[Stored data]

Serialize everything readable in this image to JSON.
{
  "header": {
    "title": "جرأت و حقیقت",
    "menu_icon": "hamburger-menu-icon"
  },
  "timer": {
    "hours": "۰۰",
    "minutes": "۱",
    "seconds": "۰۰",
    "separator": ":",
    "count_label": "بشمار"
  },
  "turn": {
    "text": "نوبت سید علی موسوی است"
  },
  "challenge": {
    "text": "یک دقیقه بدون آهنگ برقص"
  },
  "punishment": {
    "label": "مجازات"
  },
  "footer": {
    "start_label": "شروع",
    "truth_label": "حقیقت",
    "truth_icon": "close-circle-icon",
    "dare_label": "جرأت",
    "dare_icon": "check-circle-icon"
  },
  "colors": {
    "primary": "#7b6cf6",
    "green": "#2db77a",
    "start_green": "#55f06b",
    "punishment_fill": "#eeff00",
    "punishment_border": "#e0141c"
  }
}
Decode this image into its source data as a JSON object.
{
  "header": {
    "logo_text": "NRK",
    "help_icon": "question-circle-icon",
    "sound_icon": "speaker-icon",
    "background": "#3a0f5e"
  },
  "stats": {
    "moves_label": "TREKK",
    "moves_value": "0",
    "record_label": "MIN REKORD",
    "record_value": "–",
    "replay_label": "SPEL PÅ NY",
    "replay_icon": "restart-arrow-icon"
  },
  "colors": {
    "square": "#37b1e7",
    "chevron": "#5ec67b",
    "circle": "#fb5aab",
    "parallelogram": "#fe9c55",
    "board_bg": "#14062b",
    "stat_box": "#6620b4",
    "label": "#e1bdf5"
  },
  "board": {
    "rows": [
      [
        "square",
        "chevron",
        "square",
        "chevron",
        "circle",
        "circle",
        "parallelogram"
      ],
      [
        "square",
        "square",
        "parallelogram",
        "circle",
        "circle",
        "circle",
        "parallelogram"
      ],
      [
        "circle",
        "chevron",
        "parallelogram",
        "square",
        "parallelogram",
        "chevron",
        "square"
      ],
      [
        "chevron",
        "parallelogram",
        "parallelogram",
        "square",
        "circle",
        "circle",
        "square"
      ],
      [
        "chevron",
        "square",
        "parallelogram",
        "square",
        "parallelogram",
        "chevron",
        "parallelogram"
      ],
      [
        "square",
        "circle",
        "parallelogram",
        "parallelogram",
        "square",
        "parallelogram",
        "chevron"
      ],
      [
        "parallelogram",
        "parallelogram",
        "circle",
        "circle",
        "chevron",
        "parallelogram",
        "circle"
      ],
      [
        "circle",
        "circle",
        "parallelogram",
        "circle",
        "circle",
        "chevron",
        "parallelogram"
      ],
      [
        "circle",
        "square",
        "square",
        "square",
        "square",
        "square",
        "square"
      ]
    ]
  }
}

## Work to complete
Nothing should be left out: return all of the records exactly.

## Worked answer
Serialize everything readable in this image to JSON.
{
  "header": {
    "title": "جرأت و حقیقت",
    "menu_icon": "hamburger-menu-icon"
  },
  "timer": {
    "hours": "۰۰",
    "minutes": "۱",
    "seconds": "۰۰",
    "separator": ":",
    "count_label": "بشمار"
  },
  "turn": {
    "text": "نوبت سید علی موسوی است"
  },
  "challenge": {
    "text": "یک دقیقه بدون آهنگ برقص"
  },
  "punishment": {
    "label": "مجازات"
  },
  "footer": {
    "start_label": "شروع",
    "truth_label": "حقیقت",
    "truth_icon": "close-circle-icon",
    "dare_label": "جرأت",
    "dare_icon": "check-circle-icon"
  },
  "colors": {
    "primary": "#7b6cf6",
    "green": "#2db77a",
    "start_green": "#55f06b",
    "punishment_fill": "#eeff00",
    "punishment_border": "#e0141c"
  }
}
Decode this image into its source data as a JSON object.
{
  "header": {
    "logo_text": "NRK",
    "help_icon": "question-circle-icon",
    "sound_icon": "speaker-icon",
    "background": "#3a0f5e"
  },
  "stats": {
    "moves_label": "TREKK",
    "moves_value": "0",
    "record_label": "MIN REKORD",
    "record_value": "–",
    "replay_label": "SPEL PÅ NY",
    "replay_icon": "restart-arrow-icon"
  },
  "colors": {
    "square": "#37b1e7",
    "chevron": "#5ec67b",
    "circle": "#fb5aab",
    "parallelogram": "#fe9c55",
    "board_bg": "#14062b",
    "stat_box": "#6620b4",
    "label": "#e1bdf5"
  },
  "board": {
    "rows": [
      [
        "square",
        "chevron",
        "square",
        "chevron",
        "circle",
        "circle",
        "parallelogram"
      ],
      [
        "square",
        "square",
        "parallelogram",
        "circle",
        "circle",
        "circle",
        "parallelogram"
      ],
      [
        "circle",
        "chevron",
        "parallelogram",
        "square",
        "parallelogram",
        "chevron",
        "square"
      ],
      [
        "chevron",
        "parallelogram",
        "parallelogram",
        "square",
        "circle",
        "circle",
        "square"
      ],
      [
        "chevron",
        "square",
        "parallelogram",
        "square",
        "parallelogram",
        "chevron",
        "parallelogram"
      ],
      [
        "square",
        "circle",
        "parallelogram",
        "parallelogram",
        "square",
        "parallelogram",
        "chevron"
      ],
      [
        "parallelogram",
        "parallelogram",
        "circle",
        "circle",
        "chevron",
        "parallelogram",
        "circle"
      ],
      [
        "circle",
        "circle",
        "parallelogram",
        "circle",
        "circle",
        "chevron",
        "parallelogram"
      ],
      [
        "circle",
        "square",
        "square",
        "square",
        "square",
        "square",
        "square"
      ]
    ]
  }
}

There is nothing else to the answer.